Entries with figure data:
************
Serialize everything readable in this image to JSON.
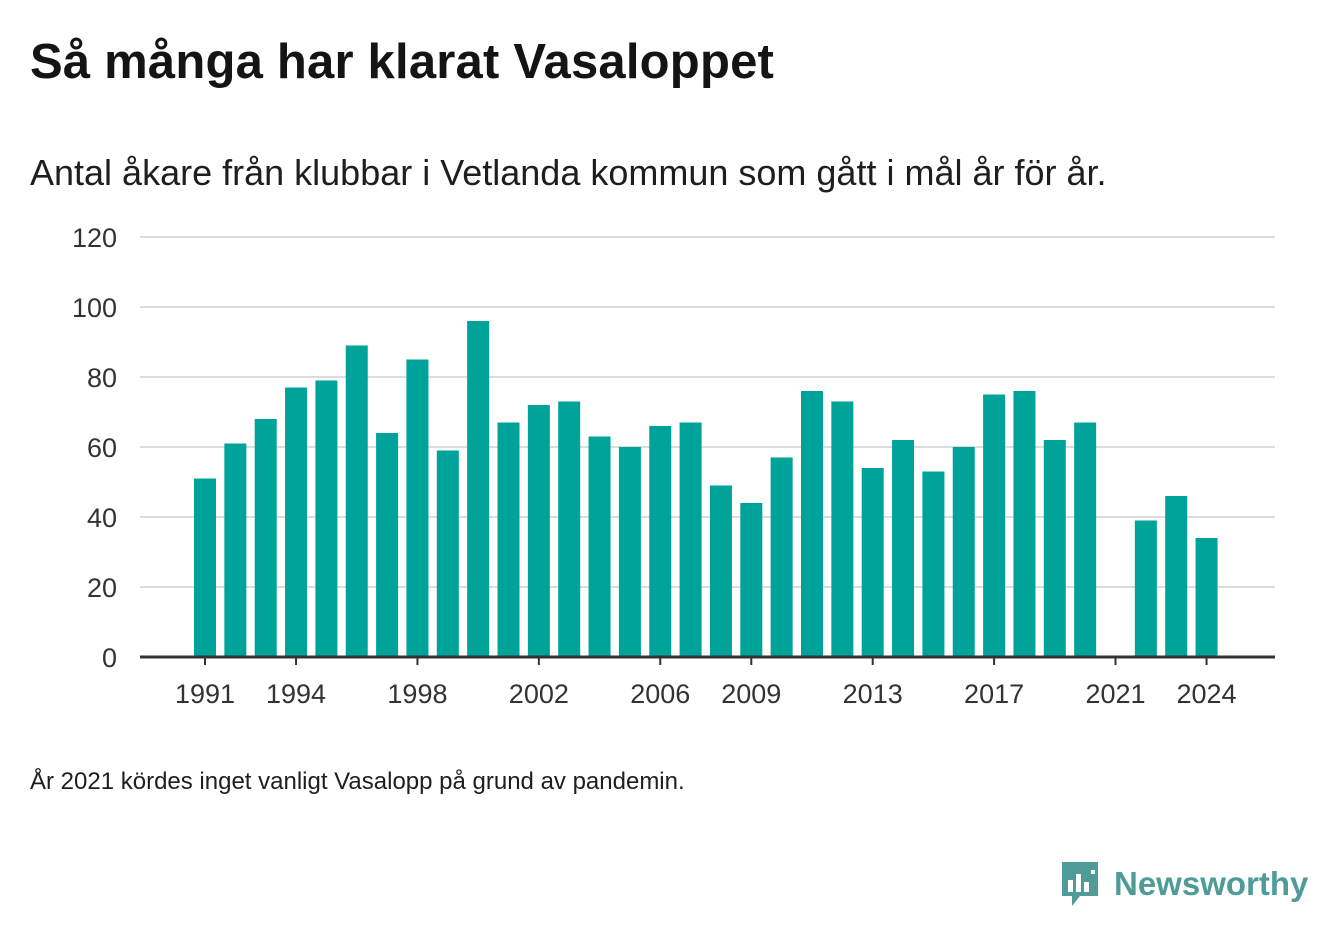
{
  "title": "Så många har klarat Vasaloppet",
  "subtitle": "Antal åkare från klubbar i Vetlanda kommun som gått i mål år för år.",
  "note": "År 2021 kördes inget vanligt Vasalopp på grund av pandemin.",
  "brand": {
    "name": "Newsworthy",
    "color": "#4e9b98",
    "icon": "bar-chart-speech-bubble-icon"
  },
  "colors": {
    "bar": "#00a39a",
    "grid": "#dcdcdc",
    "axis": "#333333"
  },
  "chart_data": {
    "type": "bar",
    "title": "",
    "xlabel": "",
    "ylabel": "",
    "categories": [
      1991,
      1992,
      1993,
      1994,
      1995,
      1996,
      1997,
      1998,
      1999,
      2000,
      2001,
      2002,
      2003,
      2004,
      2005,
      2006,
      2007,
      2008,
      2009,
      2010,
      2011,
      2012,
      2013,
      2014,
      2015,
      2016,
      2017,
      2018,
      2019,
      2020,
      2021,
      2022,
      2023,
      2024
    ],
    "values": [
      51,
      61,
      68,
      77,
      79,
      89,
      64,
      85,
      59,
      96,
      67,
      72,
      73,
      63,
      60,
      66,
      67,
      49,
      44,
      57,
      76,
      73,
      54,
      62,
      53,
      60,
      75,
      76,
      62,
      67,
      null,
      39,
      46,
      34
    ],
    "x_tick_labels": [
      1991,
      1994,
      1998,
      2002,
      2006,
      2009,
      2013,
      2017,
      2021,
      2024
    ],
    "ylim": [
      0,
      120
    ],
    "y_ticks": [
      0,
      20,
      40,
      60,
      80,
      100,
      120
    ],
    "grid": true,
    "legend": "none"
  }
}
************
Objective: Without the pictures, write out every entry precisely as it appears.

Exercise answer:
Serialize everything readable in this image to JSON.
{
  "title": "Så många har klarat Vasaloppet",
  "subtitle": "Antal åkare från klubbar i Vetlanda kommun som gått i mål år för år.",
  "note": "År 2021 kördes inget vanligt Vasalopp på grund av pandemin.",
  "brand": {
    "name": "Newsworthy",
    "color": "#4e9b98",
    "icon": "bar-chart-speech-bubble-icon"
  },
  "colors": {
    "bar": "#00a39a",
    "grid": "#dcdcdc",
    "axis": "#333333"
  },
  "chart_data": {
    "type": "bar",
    "title": "",
    "xlabel": "",
    "ylabel": "",
    "categories": [
      1991,
      1992,
      1993,
      1994,
      1995,
      1996,
      1997,
      1998,
      1999,
      2000,
      2001,
      2002,
      2003,
      2004,
      2005,
      2006,
      2007,
      2008,
      2009,
      2010,
      2011,
      2012,
      2013,
      2014,
      2015,
      2016,
      2017,
      2018,
      2019,
      2020,
      2021,
      2022,
      2023,
      2024
    ],
    "values": [
      51,
      61,
      68,
      77,
      79,
      89,
      64,
      85,
      59,
      96,
      67,
      72,
      73,
      63,
      60,
      66,
      67,
      49,
      44,
      57,
      76,
      73,
      54,
      62,
      53,
      60,
      75,
      76,
      62,
      67,
      null,
      39,
      46,
      34
    ],
    "x_tick_labels": [
      1991,
      1994,
      1998,
      2002,
      2006,
      2009,
      2013,
      2017,
      2021,
      2024
    ],
    "ylim": [
      0,
      120
    ],
    "y_ticks": [
      0,
      20,
      40,
      60,
      80,
      100,
      120
    ],
    "grid": true,
    "legend": "none"
  }
}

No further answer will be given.